Required work
Please output the lines shown below exactly as they appear.
--- BEGIN Supplied records ---
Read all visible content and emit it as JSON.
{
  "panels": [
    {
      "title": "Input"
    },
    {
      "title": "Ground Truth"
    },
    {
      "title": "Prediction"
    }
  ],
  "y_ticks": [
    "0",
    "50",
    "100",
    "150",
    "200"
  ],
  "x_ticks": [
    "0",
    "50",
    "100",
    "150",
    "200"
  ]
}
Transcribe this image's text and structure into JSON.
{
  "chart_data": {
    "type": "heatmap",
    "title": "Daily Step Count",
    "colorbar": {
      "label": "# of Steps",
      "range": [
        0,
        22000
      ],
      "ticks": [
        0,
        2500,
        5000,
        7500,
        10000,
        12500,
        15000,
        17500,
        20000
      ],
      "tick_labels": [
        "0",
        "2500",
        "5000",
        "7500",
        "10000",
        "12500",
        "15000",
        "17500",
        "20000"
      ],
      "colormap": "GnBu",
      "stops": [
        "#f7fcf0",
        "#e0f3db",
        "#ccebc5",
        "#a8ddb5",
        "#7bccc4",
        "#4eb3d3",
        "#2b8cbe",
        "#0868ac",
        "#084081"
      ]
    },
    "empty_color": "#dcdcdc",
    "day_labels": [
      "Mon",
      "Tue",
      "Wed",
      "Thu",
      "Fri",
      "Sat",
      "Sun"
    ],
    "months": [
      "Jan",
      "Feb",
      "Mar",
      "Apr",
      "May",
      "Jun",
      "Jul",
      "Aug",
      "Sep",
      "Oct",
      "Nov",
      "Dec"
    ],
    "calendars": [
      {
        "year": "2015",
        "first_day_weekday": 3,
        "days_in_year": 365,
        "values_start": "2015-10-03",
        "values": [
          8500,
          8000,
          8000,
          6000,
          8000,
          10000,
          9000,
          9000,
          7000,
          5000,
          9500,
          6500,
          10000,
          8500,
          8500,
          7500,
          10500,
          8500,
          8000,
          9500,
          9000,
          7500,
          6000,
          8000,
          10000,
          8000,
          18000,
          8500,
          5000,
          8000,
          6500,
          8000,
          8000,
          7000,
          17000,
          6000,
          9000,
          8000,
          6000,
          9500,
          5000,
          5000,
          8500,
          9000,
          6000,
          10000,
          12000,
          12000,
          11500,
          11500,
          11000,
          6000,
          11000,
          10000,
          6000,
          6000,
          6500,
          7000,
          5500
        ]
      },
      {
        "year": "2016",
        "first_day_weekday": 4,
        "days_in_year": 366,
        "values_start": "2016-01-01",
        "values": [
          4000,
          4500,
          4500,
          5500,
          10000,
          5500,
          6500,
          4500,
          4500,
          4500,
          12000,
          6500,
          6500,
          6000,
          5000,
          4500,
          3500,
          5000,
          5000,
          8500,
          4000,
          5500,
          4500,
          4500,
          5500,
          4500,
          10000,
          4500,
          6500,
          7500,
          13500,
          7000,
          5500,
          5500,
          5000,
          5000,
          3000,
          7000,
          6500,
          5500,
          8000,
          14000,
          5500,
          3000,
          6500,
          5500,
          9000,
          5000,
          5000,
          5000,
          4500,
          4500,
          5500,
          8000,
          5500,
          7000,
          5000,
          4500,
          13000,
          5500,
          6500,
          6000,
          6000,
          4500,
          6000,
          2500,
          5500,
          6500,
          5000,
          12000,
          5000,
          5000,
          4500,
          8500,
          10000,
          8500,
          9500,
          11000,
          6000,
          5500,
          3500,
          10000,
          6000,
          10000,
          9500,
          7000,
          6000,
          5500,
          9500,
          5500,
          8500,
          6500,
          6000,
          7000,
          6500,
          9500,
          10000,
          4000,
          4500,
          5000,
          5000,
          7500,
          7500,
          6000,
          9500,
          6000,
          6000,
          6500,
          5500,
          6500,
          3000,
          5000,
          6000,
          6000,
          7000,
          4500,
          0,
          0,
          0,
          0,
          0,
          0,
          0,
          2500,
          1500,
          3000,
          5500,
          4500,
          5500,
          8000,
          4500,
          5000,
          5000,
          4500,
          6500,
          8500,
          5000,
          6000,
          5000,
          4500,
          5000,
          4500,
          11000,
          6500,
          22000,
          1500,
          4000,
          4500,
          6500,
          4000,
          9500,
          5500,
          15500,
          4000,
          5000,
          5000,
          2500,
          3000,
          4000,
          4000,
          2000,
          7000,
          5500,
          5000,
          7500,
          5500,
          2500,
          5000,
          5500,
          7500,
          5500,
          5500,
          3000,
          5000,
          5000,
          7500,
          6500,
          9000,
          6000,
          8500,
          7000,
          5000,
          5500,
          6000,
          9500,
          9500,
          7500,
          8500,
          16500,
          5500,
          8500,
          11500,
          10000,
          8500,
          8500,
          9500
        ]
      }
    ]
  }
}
--- END Supplied records ---
Exercise solution
Read all visible content and emit it as JSON.
{
  "panels": [
    {
      "title": "Input"
    },
    {
      "title": "Ground Truth"
    },
    {
      "title": "Prediction"
    }
  ],
  "y_ticks": [
    "0",
    "50",
    "100",
    "150",
    "200"
  ],
  "x_ticks": [
    "0",
    "50",
    "100",
    "150",
    "200"
  ]
}
Transcribe this image's text and structure into JSON.
{
  "chart_data": {
    "type": "heatmap",
    "title": "Daily Step Count",
    "colorbar": {
      "label": "# of Steps",
      "range": [
        0,
        22000
      ],
      "ticks": [
        0,
        2500,
        5000,
        7500,
        10000,
        12500,
        15000,
        17500,
        20000
      ],
      "tick_labels": [
        "0",
        "2500",
        "5000",
        "7500",
        "10000",
        "12500",
        "15000",
        "17500",
        "20000"
      ],
      "colormap": "GnBu",
      "stops": [
        "#f7fcf0",
        "#e0f3db",
        "#ccebc5",
        "#a8ddb5",
        "#7bccc4",
        "#4eb3d3",
        "#2b8cbe",
        "#0868ac",
        "#084081"
      ]
    },
    "empty_color": "#dcdcdc",
    "day_labels": [
      "Mon",
      "Tue",
      "Wed",
      "Thu",
      "Fri",
      "Sat",
      "Sun"
    ],
    "months": [
      "Jan",
      "Feb",
      "Mar",
      "Apr",
      "May",
      "Jun",
      "Jul",
      "Aug",
      "Sep",
      "Oct",
      "Nov",
      "Dec"
    ],
    "calendars": [
      {
        "year": "2015",
        "first_day_weekday": 3,
        "days_in_year": 365,
        "values_start": "2015-10-03",
        "values": [
          8500,
          8000,
          8000,
          6000,
          8000,
          10000,
          9000,
          9000,
          7000,
          5000,
          9500,
          6500,
          10000,
          8500,
          8500,
          7500,
          10500,
          8500,
          8000,
          9500,
          9000,
          7500,
          6000,
          8000,
          10000,
          8000,
          18000,
          8500,
          5000,
          8000,
          6500,
          8000,
          8000,
          7000,
          17000,
          6000,
          9000,
          8000,
          6000,
          9500,
          5000,
          5000,
          8500,
          9000,
          6000,
          10000,
          12000,
          12000,
          11500,
          11500,
          11000,
          6000,
          11000,
          10000,
          6000,
          6000,
          6500,
          7000,
          5500
        ]
      },
      {
        "year": "2016",
        "first_day_weekday": 4,
        "days_in_year": 366,
        "values_start": "2016-01-01",
        "values": [
          4000,
          4500,
          4500,
          5500,
          10000,
          5500,
          6500,
          4500,
          4500,
          4500,
          12000,
          6500,
          6500,
          6000,
          5000,
          4500,
          3500,
          5000,
          5000,
          8500,
          4000,
          5500,
          4500,
          4500,
          5500,
          4500,
          10000,
          4500,
          6500,
          7500,
          13500,
          7000,
          5500,
          5500,
          5000,
          5000,
          3000,
          7000,
          6500,
          5500,
          8000,
          14000,
          5500,
          3000,
          6500,
          5500,
          9000,
          5000,
          5000,
          5000,
          4500,
          4500,
          5500,
          8000,
          5500,
          7000,
          5000,
          4500,
          13000,
          5500,
          6500,
          6000,
          6000,
          4500,
          6000,
          2500,
          5500,
          6500,
          5000,
          12000,
          5000,
          5000,
          4500,
          8500,
          10000,
          8500,
          9500,
          11000,
          6000,
          5500,
          3500,
          10000,
          6000,
          10000,
          9500,
          7000,
          6000,
          5500,
          9500,
          5500,
          8500,
          6500,
          6000,
          7000,
          6500,
          9500,
          10000,
          4000,
          4500,
          5000,
          5000,
          7500,
          7500,
          6000,
          9500,
          6000,
          6000,
          6500,
          5500,
          6500,
          3000,
          5000,
          6000,
          6000,
          7000,
          4500,
          0,
          0,
          0,
          0,
          0,
          0,
          0,
          2500,
          1500,
          3000,
          5500,
          4500,
          5500,
          8000,
          4500,
          5000,
          5000,
          4500,
          6500,
          8500,
          5000,
          6000,
          5000,
          4500,
          5000,
          4500,
          11000,
          6500,
          22000,
          1500,
          4000,
          4500,
          6500,
          4000,
          9500,
          5500,
          15500,
          4000,
          5000,
          5000,
          2500,
          3000,
          4000,
          4000,
          2000,
          7000,
          5500,
          5000,
          7500,
          5500,
          2500,
          5000,
          5500,
          7500,
          5500,
          5500,
          3000,
          5000,
          5000,
          7500,
          6500,
          9000,
          6000,
          8500,
          7000,
          5000,
          5500,
          6000,
          9500,
          9500,
          7500,
          8500,
          16500,
          5500,
          8500,
          11500,
          10000,
          8500,
          8500,
          9500
        ]
      }
    ]
  }
}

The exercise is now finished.